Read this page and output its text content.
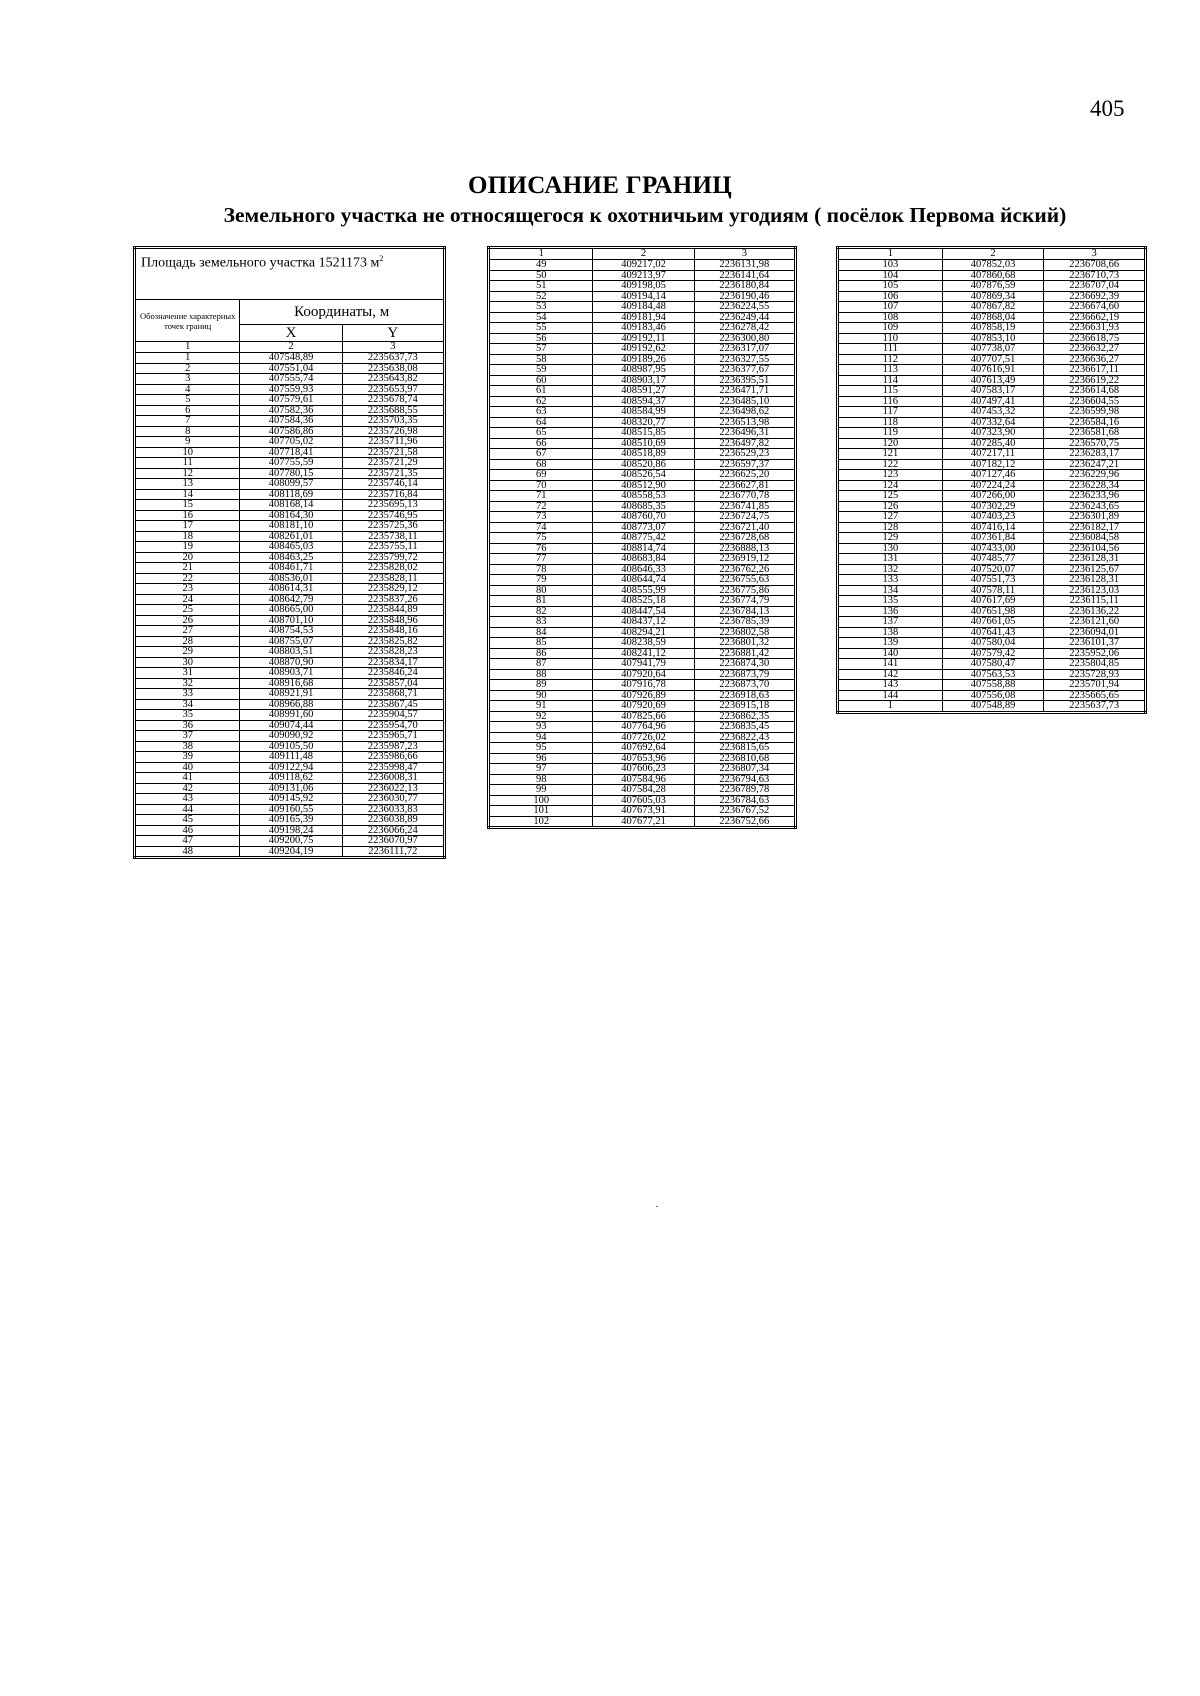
405
ОПИСАНИЕ ГРАНИЦ
Земельного участка не относящегося к охотничьим угодиям ( посёлок Первома йский)
Площадь земельного участка 1521173 $м^2$
Обозначение характерных точек границ	Координаты, м	
	X	Y
1	2	3
1	407548,89	2235637,73
2	407551,04	2235638,08
3	407555,74	2235643,82
4	407559,93	2235653,97
5	407579,61	2235678,74
6	407582,36	2235688,55
7	407584,36	2235703,35
8	407586,86	2235726,98
9	407705,02	2235711,96
10	407718,41	2235721,58
11	407755,59	2235721,29
12	407780,15	2235721,35
13	408099,57	2235746,14
14	408118,69	2235716,84
15	408168,14	2235695,13
16	408164,30	2235746,95
17	408181,10	2235725,36
18	408261,01	2235738,11
19	408465,03	2235755,11
20	408463,25	2235799,72
21	408461,71	2235828,02
22	408536,01	2235828,11
23	408614,31	2235829,12
24	408642,79	2235837,26
25	408665,00	2235844,89
26	408701,10	2235848,96
27	408754,53	2235848,16
28	408755,07	2235825,82
29	408803,51	2235828,23
30	408870,90	2235834,17
31	408903,71	2235846,24
32	408916,68	2235857,04
33	408921,91	2235868,71
34	408966,88	2235867,45
35	408991,60	2235904,57
36	409074,44	2235954,70
37	409090,92	2235965,71
38	409105,50	2235987,23
39	409111,48	2235986,66
40	409122,94	2235998,47
41	409118,62	2236008,31
42	409131,06	2236022,13
43	409145,92	2236030,77
44	409160,55	2236033,83
45	409165,39	2236038,89
46	409198,24	2236066,24
47	409200,75	2236070,97
48	409204,19	2236111,72
1	2	3
49	409217,02	2236131,98
50	409213,97	2236141,64
51	409198,05	2236180,84
52	409194,14	2236190,46
53	409184,48	2236224,55
54	409181,94	2236249,44
55	409183,46	2236278,42
56	409192,11	2236300,80
57	409192,62	2236317,07
58	409189,26	2236327,55
59	408987,95	2236377,67
60	408903,17	2236395,51
61	408591,27	2236471,71
62	408594,37	2236485,10
63	408584,99	2236498,62
64	408320,77	2236513,98
65	408515,85	2236496,31
66	408510,69	2236497,82
67	408518,89	2236529,23
68	408520,86	2236597,37
69	408526,54	2236625,20
70	408512,90	2236627,81
71	408558,53	2236770,78
72	408685,35	2236741,85
73	408760,70	2236724,75
74	408773,07	2236721,40
75	408775,42	2236728,68
76	408814,74	2236888,13
77	408683,84	2236919,12
78	408646,33	2236762,26
79	408644,74	2236755,63
80	408555,99	2236775,86
81	408525,18	2236774,79
82	408447,54	2236784,13
83	408437,12	2236785,39
84	408294,21	2236802,58
85	408238,59	2236801,32
86	408241,12	2236881,42
87	407941,79	2236874,30
88	407920,64	2236873,79
89	407916,78	2236873,70
90	407926,89	2236918,63
91	407920,69	2236915,18
92	407825,66	2236862,35
93	407764,96	2236835,45
94	407726,02	2236822,43
95	407692,64	2236815,65
96	407653,96	2236810,68
97	407606,23	2236807,34
98	407584,96	2236794,63
99	407584,28	2236789,78
100	407605,03	2236784,63
101	407673,91	2236767,52
102	407677,21	2236752,66
1	2	3
103	407852,03	2236708,66
104	407860,68	2236710,73
105	407876,59	2236707,04
106	407869,34	2236692,39
107	407867,82	2236674,60
108	407868,04	2236662,19
109	407858,19	2236631,93
110	407853,10	2236618,75
111	407738,07	2236632,27
112	407707,51	2236636,27
113	407616,91	2236617,11
114	407613,49	2236619,22
115	407583,17	2236614,68
116	407497,41	2236604,55
117	407453,32	2236599,98
118	407332,64	2236584,16
119	407323,90	2236581,68
120	407285,40	2236570,75
121	407217,11	2236283,17
122	407182,12	2236247,21
123	407127,46	2236229,96
124	407224,24	2236228,34
125	407266,00	2236233,96
126	407302,29	2236243,65
127	407403,23	2236301,89
128	407416,14	2236182,17
129	407361,84	2236084,58
130	407433,00	2236104,56
131	407485,77	2236128,31
132	407520,07	2236125,67
133	407551,73	2236128,31
134	407578,11	2236123,03
135	407617,69	2236115,11
136	407651,98	2236136,22
137	407661,05	2236121,60
138	407641,43	2236094,01
139	407580,04	2236101,37
140	407579,42	2235952,06
141	407580,47	2235804,85
142	407563,53	2235728,93
143	407558,88	2235701,94
144	407556,08	2235665,65
1	407548,89	2235637,73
* * * * * * * * *
[Aim] Go through the lines above. Select every one that has the string "участка".

[Output below]
Земельного участка не относящегося к охотничьим угодиям ( посёлок Первома йский)
Площадь земельного участка 1521173 $м^2$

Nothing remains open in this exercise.